**RECORDS TO USE**
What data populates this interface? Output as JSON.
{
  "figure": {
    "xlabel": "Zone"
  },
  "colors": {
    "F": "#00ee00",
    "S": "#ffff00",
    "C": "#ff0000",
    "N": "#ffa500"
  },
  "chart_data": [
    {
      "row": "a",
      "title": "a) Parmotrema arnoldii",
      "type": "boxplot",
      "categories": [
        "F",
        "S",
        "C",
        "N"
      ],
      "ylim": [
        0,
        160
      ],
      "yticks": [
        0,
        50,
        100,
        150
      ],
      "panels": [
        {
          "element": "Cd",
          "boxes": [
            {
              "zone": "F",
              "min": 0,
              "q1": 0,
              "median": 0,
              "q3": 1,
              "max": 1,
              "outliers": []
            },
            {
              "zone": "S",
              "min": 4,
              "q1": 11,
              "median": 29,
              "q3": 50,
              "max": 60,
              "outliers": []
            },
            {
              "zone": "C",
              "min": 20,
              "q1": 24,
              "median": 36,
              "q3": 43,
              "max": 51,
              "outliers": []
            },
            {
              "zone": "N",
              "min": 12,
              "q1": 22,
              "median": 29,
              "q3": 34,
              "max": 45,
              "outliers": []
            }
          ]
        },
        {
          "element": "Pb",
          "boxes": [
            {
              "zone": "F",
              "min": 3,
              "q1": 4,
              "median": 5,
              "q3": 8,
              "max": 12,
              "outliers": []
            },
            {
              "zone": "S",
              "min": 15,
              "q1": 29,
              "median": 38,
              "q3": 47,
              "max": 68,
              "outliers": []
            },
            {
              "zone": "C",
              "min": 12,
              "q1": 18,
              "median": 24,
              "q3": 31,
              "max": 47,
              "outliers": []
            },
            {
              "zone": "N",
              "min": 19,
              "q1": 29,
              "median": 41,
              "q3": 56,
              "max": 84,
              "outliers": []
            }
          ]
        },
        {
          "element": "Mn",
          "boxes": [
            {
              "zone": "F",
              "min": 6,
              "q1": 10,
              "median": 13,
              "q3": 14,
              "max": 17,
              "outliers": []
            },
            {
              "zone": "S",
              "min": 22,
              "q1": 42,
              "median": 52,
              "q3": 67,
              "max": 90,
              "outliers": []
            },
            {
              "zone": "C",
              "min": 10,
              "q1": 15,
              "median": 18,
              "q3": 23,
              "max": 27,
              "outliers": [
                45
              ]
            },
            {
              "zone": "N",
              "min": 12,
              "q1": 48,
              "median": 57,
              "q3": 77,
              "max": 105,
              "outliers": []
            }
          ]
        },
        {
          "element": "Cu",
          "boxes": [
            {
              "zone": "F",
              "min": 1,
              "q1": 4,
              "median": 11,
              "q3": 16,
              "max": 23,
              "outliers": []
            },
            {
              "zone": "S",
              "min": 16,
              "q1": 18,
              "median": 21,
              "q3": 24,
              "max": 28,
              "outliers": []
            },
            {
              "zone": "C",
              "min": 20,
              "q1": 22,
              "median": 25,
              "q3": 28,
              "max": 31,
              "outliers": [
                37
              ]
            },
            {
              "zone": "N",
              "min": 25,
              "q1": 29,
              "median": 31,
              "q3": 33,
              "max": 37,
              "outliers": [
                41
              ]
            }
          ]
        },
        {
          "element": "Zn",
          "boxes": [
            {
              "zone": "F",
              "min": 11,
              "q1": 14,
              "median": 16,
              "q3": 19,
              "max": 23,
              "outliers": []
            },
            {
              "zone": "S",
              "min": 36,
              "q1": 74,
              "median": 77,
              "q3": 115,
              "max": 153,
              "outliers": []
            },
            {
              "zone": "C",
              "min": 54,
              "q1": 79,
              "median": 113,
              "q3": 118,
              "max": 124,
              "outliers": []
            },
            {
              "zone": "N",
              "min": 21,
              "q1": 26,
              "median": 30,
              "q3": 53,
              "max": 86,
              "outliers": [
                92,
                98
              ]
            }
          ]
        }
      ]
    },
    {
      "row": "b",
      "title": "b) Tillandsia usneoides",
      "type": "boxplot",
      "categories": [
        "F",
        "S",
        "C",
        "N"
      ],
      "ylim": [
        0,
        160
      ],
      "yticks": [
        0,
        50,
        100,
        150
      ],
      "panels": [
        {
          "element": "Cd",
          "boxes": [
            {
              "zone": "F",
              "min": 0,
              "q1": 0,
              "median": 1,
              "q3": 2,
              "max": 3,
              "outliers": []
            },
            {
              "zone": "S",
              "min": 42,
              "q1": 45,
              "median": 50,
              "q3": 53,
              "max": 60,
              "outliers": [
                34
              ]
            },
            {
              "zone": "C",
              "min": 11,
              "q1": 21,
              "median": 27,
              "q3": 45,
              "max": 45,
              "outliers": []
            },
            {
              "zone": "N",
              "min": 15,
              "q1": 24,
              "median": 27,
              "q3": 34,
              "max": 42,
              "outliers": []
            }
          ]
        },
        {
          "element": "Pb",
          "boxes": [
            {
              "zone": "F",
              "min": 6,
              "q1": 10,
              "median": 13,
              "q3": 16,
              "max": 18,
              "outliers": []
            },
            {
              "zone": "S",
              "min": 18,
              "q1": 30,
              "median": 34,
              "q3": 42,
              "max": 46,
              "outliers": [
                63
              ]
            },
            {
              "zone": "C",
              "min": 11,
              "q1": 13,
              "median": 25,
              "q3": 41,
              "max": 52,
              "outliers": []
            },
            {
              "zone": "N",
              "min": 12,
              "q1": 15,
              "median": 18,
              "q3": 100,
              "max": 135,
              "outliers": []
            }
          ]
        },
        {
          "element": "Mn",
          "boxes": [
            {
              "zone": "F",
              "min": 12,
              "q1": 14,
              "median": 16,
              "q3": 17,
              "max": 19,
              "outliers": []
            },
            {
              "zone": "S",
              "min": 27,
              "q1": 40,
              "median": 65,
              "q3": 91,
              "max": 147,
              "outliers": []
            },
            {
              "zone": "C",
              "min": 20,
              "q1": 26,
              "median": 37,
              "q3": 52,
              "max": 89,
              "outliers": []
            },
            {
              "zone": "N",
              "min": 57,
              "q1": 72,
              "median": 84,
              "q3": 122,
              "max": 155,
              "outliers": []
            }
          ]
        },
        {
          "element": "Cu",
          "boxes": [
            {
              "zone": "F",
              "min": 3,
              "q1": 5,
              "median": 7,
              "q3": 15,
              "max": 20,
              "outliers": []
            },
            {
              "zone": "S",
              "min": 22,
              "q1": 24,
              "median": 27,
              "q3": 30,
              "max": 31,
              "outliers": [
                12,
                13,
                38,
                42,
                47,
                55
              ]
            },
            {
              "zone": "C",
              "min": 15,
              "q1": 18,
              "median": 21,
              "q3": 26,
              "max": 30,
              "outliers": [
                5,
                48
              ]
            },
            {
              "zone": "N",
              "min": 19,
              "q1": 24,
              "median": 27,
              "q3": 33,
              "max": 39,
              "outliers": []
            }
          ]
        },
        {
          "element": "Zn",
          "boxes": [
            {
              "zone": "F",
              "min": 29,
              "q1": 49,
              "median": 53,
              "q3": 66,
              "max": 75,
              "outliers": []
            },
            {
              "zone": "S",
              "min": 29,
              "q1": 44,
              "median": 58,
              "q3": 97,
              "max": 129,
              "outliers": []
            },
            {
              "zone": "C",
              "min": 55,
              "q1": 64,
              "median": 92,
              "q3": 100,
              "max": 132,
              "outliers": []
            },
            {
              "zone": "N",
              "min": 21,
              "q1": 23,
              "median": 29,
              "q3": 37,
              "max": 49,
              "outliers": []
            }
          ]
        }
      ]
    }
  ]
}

**DESCRIPTION OF THE TASK**
Extract the listing in its entirety and repeat it exactly.

**REPLY**
What data populates this interface? Output as JSON.
{
  "figure": {
    "xlabel": "Zone"
  },
  "colors": {
    "F": "#00ee00",
    "S": "#ffff00",
    "C": "#ff0000",
    "N": "#ffa500"
  },
  "chart_data": [
    {
      "row": "a",
      "title": "a) Parmotrema arnoldii",
      "type": "boxplot",
      "categories": [
        "F",
        "S",
        "C",
        "N"
      ],
      "ylim": [
        0,
        160
      ],
      "yticks": [
        0,
        50,
        100,
        150
      ],
      "panels": [
        {
          "element": "Cd",
          "boxes": [
            {
              "zone": "F",
              "min": 0,
              "q1": 0,
              "median": 0,
              "q3": 1,
              "max": 1,
              "outliers": []
            },
            {
              "zone": "S",
              "min": 4,
              "q1": 11,
              "median": 29,
              "q3": 50,
              "max": 60,
              "outliers": []
            },
            {
              "zone": "C",
              "min": 20,
              "q1": 24,
              "median": 36,
              "q3": 43,
              "max": 51,
              "outliers": []
            },
            {
              "zone": "N",
              "min": 12,
              "q1": 22,
              "median": 29,
              "q3": 34,
              "max": 45,
              "outliers": []
            }
          ]
        },
        {
          "element": "Pb",
          "boxes": [
            {
              "zone": "F",
              "min": 3,
              "q1": 4,
              "median": 5,
              "q3": 8,
              "max": 12,
              "outliers": []
            },
            {
              "zone": "S",
              "min": 15,
              "q1": 29,
              "median": 38,
              "q3": 47,
              "max": 68,
              "outliers": []
            },
            {
              "zone": "C",
              "min": 12,
              "q1": 18,
              "median": 24,
              "q3": 31,
              "max": 47,
              "outliers": []
            },
            {
              "zone": "N",
              "min": 19,
              "q1": 29,
              "median": 41,
              "q3": 56,
              "max": 84,
              "outliers": []
            }
          ]
        },
        {
          "element": "Mn",
          "boxes": [
            {
              "zone": "F",
              "min": 6,
              "q1": 10,
              "median": 13,
              "q3": 14,
              "max": 17,
              "outliers": []
            },
            {
              "zone": "S",
              "min": 22,
              "q1": 42,
              "median": 52,
              "q3": 67,
              "max": 90,
              "outliers": []
            },
            {
              "zone": "C",
              "min": 10,
              "q1": 15,
              "median": 18,
              "q3": 23,
              "max": 27,
              "outliers": [
                45
              ]
            },
            {
              "zone": "N",
              "min": 12,
              "q1": 48,
              "median": 57,
              "q3": 77,
              "max": 105,
              "outliers": []
            }
          ]
        },
        {
          "element": "Cu",
          "boxes": [
            {
              "zone": "F",
              "min": 1,
              "q1": 4,
              "median": 11,
              "q3": 16,
              "max": 23,
              "outliers": []
            },
            {
              "zone": "S",
              "min": 16,
              "q1": 18,
              "median": 21,
              "q3": 24,
              "max": 28,
              "outliers": []
            },
            {
              "zone": "C",
              "min": 20,
              "q1": 22,
              "median": 25,
              "q3": 28,
              "max": 31,
              "outliers": [
                37
              ]
            },
            {
              "zone": "N",
              "min": 25,
              "q1": 29,
              "median": 31,
              "q3": 33,
              "max": 37,
              "outliers": [
                41
              ]
            }
          ]
        },
        {
          "element": "Zn",
          "boxes": [
            {
              "zone": "F",
              "min": 11,
              "q1": 14,
              "median": 16,
              "q3": 19,
              "max": 23,
              "outliers": []
            },
            {
              "zone": "S",
              "min": 36,
              "q1": 74,
              "median": 77,
              "q3": 115,
              "max": 153,
              "outliers": []
            },
            {
              "zone": "C",
              "min": 54,
              "q1": 79,
              "median": 113,
              "q3": 118,
              "max": 124,
              "outliers": []
            },
            {
              "zone": "N",
              "min": 21,
              "q1": 26,
              "median": 30,
              "q3": 53,
              "max": 86,
              "outliers": [
                92,
                98
              ]
            }
          ]
        }
      ]
    },
    {
      "row": "b",
      "title": "b) Tillandsia usneoides",
      "type": "boxplot",
      "categories": [
        "F",
        "S",
        "C",
        "N"
      ],
      "ylim": [
        0,
        160
      ],
      "yticks": [
        0,
        50,
        100,
        150
      ],
      "panels": [
        {
          "element": "Cd",
          "boxes": [
            {
              "zone": "F",
              "min": 0,
              "q1": 0,
              "median": 1,
              "q3": 2,
              "max": 3,
              "outliers": []
            },
            {
              "zone": "S",
              "min": 42,
              "q1": 45,
              "median": 50,
              "q3": 53,
              "max": 60,
              "outliers": [
                34
              ]
            },
            {
              "zone": "C",
              "min": 11,
              "q1": 21,
              "median": 27,
              "q3": 45,
              "max": 45,
              "outliers": []
            },
            {
              "zone": "N",
              "min": 15,
              "q1": 24,
              "median": 27,
              "q3": 34,
              "max": 42,
              "outliers": []
            }
          ]
        },
        {
          "element": "Pb",
          "boxes": [
            {
              "zone": "F",
              "min": 6,
              "q1": 10,
              "median": 13,
              "q3": 16,
              "max": 18,
              "outliers": []
            },
            {
              "zone": "S",
              "min": 18,
              "q1": 30,
              "median": 34,
              "q3": 42,
              "max": 46,
              "outliers": [
                63
              ]
            },
            {
              "zone": "C",
              "min": 11,
              "q1": 13,
              "median": 25,
              "q3": 41,
              "max": 52,
              "outliers": []
            },
            {
              "zone": "N",
              "min": 12,
              "q1": 15,
              "median": 18,
              "q3": 100,
              "max": 135,
              "outliers": []
            }
          ]
        },
        {
          "element": "Mn",
          "boxes": [
            {
              "zone": "F",
              "min": 12,
              "q1": 14,
              "median": 16,
              "q3": 17,
              "max": 19,
              "outliers": []
            },
            {
              "zone": "S",
              "min": 27,
              "q1": 40,
              "median": 65,
              "q3": 91,
              "max": 147,
              "outliers": []
            },
            {
              "zone": "C",
              "min": 20,
              "q1": 26,
              "median": 37,
              "q3": 52,
              "max": 89,
              "outliers": []
            },
            {
              "zone": "N",
              "min": 57,
              "q1": 72,
              "median": 84,
              "q3": 122,
              "max": 155,
              "outliers": []
            }
          ]
        },
        {
          "element": "Cu",
          "boxes": [
            {
              "zone": "F",
              "min": 3,
              "q1": 5,
              "median": 7,
              "q3": 15,
              "max": 20,
              "outliers": []
            },
            {
              "zone": "S",
              "min": 22,
              "q1": 24,
              "median": 27,
              "q3": 30,
              "max": 31,
              "outliers": [
                12,
                13,
                38,
                42,
                47,
                55
              ]
            },
            {
              "zone": "C",
              "min": 15,
              "q1": 18,
              "median": 21,
              "q3": 26,
              "max": 30,
              "outliers": [
                5,
                48
              ]
            },
            {
              "zone": "N",
              "min": 19,
              "q1": 24,
              "median": 27,
              "q3": 33,
              "max": 39,
              "outliers": []
            }
          ]
        },
        {
          "element": "Zn",
          "boxes": [
            {
              "zone": "F",
              "min": 29,
              "q1": 49,
              "median": 53,
              "q3": 66,
              "max": 75,
              "outliers": []
            },
            {
              "zone": "S",
              "min": 29,
              "q1": 44,
              "median": 58,
              "q3": 97,
              "max": 129,
              "outliers": []
            },
            {
              "zone": "C",
              "min": 55,
              "q1": 64,
              "median": 92,
              "q3": 100,
              "max": 132,
              "outliers": []
            },
            {
              "zone": "N",
              "min": 21,
              "q1": 23,
              "median": 29,
              "q3": 37,
              "max": 49,
              "outliers": []
            }
          ]
        }
      ]
    }
  ]
}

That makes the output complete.